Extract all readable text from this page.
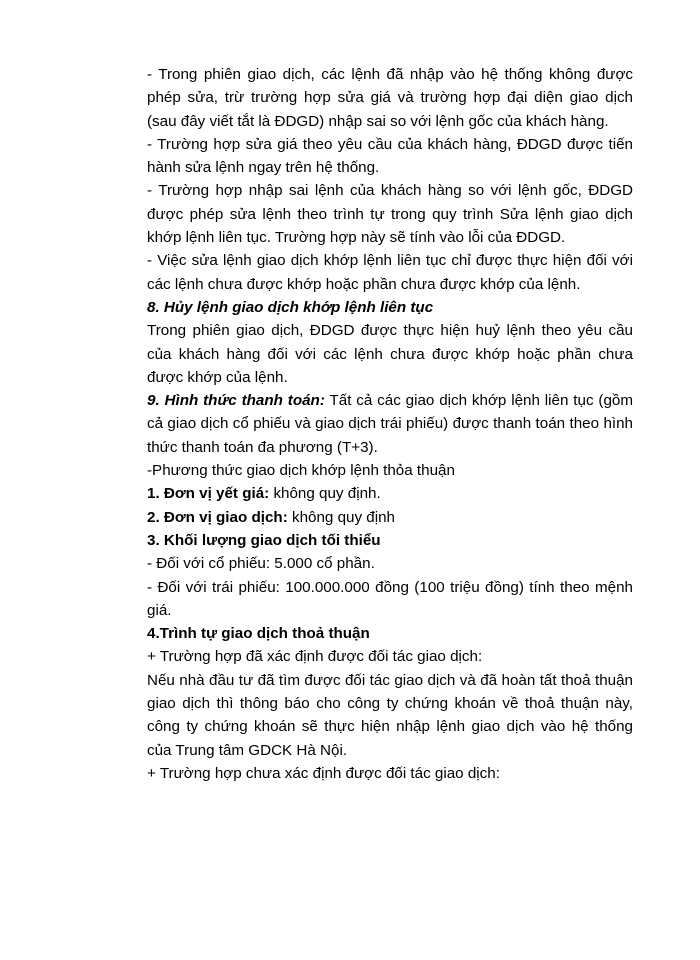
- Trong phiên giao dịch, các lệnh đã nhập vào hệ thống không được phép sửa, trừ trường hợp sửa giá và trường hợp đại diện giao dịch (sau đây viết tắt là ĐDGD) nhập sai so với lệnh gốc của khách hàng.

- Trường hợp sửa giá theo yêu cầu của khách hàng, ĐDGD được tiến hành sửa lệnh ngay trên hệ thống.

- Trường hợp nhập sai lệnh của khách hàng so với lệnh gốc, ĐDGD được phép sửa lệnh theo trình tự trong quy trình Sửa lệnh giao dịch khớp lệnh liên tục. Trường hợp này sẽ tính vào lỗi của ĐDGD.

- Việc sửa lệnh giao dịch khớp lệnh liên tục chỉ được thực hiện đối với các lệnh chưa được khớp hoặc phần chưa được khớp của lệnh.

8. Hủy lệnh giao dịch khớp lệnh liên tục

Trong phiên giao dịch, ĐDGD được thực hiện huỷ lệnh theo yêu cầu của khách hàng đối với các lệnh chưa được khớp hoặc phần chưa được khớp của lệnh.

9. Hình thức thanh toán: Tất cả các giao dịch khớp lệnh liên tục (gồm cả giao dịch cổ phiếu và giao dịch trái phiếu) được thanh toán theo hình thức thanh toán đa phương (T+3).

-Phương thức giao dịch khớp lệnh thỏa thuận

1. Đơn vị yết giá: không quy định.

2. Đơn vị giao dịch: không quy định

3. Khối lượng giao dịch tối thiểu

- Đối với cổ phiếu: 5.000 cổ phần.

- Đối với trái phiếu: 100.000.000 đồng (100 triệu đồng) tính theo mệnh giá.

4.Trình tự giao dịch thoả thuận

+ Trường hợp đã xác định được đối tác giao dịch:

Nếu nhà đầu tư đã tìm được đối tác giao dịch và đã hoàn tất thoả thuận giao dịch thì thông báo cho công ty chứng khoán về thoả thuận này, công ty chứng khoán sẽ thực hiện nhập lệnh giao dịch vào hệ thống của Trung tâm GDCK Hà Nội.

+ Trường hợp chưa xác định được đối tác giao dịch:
————
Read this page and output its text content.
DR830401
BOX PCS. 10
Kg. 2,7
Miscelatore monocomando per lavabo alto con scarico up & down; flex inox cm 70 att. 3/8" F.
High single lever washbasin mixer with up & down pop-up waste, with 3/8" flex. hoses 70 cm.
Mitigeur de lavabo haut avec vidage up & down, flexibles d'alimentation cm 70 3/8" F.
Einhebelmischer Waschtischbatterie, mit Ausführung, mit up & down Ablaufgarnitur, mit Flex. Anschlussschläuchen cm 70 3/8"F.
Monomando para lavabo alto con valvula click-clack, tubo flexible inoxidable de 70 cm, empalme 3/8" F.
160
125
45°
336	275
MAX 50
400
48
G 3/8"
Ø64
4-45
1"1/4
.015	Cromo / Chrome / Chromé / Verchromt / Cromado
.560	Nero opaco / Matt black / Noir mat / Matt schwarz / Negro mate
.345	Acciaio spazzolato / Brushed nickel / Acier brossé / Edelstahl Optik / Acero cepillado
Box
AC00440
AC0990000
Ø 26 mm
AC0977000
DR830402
————
TASK PROMPT = Pull out each line of the listing that holds the string "định".

PROBLEM SOLUTION =
1. Đơn vị yết giá: không quy định.
2. Đơn vị giao dịch: không quy định
+ Trường hợp đã xác định được đối tác giao dịch:
+ Trường hợp chưa xác định được đối tác giao dịch:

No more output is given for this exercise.